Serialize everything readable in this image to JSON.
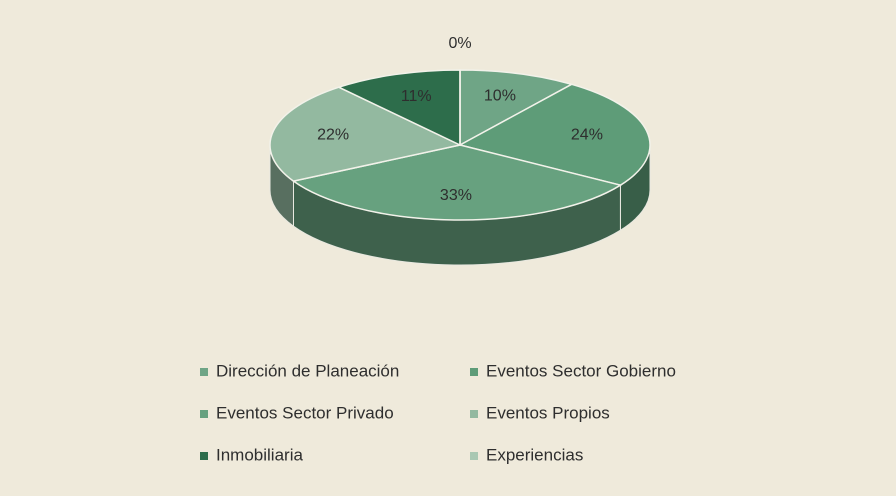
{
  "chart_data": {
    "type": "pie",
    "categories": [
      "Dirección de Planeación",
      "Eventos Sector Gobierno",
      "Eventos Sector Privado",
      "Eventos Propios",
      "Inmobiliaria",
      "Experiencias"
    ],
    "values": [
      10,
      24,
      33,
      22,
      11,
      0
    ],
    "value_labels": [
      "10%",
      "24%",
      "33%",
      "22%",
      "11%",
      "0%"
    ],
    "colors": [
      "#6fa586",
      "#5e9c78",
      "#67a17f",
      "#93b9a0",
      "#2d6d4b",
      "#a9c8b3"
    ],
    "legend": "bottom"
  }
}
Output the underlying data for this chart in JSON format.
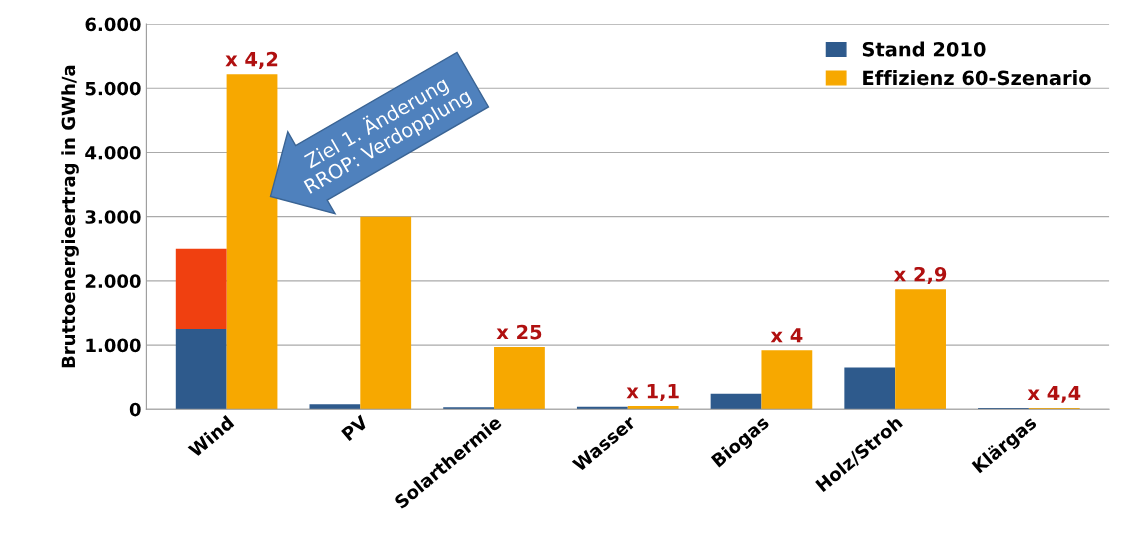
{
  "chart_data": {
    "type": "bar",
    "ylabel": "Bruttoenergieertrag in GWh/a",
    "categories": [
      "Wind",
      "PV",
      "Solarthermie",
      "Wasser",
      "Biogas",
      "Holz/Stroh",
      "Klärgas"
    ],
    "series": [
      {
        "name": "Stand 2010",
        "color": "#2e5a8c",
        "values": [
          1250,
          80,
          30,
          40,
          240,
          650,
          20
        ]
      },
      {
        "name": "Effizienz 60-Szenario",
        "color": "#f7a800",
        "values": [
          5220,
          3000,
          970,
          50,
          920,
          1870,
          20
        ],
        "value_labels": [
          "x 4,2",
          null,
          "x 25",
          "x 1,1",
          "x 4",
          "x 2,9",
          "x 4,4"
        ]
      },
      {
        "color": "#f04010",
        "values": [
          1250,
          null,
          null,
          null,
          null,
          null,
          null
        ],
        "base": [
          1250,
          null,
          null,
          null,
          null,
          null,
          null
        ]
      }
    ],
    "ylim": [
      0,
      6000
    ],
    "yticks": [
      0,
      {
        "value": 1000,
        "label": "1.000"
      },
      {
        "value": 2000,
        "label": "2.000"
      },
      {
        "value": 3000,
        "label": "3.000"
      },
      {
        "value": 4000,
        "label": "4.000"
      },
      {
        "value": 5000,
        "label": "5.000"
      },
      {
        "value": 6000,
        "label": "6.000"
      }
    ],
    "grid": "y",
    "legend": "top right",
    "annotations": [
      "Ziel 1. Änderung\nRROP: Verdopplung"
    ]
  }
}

*The exercise*
Going through the records above, state how many lines carry "Eventos", with no other text.

*Finished exercise*
3